EXERCISE BRIEF: Pick out each line containing the string "What" and copy it.

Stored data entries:
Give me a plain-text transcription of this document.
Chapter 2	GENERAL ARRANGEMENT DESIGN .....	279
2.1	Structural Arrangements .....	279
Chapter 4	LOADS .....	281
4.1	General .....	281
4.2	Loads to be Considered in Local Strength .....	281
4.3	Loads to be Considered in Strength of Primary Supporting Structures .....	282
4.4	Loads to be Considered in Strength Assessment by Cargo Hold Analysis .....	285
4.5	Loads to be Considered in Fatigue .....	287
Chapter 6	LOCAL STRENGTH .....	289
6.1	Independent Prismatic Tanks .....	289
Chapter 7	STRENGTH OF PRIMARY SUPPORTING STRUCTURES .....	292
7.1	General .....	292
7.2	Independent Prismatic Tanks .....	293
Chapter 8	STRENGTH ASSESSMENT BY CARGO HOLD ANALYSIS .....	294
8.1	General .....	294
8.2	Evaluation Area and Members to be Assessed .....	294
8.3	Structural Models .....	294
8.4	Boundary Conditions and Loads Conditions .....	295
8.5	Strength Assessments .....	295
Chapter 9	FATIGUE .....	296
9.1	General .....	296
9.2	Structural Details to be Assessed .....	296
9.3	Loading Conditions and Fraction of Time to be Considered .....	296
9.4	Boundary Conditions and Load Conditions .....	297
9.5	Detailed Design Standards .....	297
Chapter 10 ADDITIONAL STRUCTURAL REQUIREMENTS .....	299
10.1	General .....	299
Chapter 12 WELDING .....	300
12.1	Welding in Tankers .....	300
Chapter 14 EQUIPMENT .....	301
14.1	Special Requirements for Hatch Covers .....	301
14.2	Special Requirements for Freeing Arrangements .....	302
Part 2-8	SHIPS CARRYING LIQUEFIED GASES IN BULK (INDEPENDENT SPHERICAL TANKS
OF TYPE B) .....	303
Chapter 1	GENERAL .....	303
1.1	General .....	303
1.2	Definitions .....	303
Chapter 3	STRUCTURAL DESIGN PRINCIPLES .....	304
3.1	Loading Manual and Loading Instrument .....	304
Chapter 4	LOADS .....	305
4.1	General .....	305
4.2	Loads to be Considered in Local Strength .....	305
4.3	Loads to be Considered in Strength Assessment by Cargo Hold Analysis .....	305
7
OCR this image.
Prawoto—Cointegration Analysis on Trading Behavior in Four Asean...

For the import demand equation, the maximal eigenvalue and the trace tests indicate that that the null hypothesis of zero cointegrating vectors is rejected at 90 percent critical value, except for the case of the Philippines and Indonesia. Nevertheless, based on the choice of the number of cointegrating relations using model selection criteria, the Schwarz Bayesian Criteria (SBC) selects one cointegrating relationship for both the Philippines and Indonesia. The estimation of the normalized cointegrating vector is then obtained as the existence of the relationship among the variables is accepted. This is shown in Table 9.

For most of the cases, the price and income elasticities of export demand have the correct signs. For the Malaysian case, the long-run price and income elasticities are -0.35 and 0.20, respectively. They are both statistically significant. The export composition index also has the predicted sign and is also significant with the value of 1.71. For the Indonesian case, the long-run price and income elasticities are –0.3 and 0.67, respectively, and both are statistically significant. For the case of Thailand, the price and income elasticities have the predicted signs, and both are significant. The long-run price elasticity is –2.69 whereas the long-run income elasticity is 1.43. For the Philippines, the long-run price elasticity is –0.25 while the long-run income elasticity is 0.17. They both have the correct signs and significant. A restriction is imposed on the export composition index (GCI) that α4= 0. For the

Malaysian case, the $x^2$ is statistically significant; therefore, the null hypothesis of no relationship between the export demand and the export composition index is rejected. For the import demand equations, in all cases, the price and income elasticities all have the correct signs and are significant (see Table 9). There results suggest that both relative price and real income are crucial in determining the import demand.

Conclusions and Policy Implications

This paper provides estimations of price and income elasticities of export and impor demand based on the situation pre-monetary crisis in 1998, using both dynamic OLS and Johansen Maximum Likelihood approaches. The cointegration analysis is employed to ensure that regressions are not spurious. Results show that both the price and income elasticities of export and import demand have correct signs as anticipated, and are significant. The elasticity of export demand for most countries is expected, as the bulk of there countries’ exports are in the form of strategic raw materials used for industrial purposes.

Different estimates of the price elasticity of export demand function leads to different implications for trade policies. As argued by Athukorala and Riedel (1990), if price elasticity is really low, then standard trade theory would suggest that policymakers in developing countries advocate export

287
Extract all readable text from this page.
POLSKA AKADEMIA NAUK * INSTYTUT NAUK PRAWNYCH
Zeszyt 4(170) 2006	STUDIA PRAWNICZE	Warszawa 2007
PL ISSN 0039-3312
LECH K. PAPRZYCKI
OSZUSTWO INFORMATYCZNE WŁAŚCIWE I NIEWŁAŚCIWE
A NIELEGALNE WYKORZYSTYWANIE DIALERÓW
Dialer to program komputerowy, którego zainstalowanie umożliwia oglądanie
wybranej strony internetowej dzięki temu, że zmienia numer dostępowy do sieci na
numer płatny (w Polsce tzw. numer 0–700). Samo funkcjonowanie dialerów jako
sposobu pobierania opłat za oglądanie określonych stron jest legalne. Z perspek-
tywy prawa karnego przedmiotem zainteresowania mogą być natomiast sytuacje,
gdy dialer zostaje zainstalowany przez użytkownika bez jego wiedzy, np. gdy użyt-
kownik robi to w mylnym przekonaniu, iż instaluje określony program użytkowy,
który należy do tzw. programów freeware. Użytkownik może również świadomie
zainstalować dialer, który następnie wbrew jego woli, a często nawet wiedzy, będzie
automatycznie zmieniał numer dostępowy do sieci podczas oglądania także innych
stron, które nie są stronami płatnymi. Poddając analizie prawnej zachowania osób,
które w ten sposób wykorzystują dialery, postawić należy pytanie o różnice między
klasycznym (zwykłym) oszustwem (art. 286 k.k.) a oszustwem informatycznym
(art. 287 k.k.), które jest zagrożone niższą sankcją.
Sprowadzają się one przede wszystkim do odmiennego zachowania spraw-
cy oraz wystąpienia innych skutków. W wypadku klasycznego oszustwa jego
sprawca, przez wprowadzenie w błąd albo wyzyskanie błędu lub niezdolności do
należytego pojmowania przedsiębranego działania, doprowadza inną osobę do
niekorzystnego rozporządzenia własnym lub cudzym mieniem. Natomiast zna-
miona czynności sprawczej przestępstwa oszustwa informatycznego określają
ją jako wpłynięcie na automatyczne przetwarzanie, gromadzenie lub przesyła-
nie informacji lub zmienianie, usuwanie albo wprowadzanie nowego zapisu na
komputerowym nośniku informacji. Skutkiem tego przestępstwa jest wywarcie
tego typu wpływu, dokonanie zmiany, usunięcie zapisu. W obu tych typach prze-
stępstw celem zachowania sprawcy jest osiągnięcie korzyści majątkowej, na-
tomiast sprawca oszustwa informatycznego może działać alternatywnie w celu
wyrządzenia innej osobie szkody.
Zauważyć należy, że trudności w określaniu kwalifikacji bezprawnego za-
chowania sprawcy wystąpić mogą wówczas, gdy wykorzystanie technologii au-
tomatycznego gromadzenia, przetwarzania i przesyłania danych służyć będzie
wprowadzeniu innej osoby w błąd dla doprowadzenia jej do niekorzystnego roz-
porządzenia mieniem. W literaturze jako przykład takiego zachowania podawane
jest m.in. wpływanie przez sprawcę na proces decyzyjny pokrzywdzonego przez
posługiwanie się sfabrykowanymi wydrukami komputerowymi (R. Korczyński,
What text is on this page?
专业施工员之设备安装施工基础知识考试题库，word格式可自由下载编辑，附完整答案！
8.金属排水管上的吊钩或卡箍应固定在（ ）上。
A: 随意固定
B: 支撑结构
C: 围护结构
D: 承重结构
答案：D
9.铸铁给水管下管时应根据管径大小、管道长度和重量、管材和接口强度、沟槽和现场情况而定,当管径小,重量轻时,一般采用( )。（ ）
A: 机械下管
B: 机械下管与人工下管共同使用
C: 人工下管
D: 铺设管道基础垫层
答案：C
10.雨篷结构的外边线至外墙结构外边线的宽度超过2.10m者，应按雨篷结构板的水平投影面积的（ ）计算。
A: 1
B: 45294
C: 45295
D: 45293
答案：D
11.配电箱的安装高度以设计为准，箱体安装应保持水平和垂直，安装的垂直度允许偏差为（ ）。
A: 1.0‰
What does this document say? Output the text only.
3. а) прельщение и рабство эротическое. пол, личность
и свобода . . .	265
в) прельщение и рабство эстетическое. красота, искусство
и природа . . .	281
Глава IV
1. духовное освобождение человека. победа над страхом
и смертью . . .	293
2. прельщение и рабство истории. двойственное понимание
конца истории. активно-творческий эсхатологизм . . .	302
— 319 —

RESPONSE:
What text is on this page?
What does this document say? Output the text only.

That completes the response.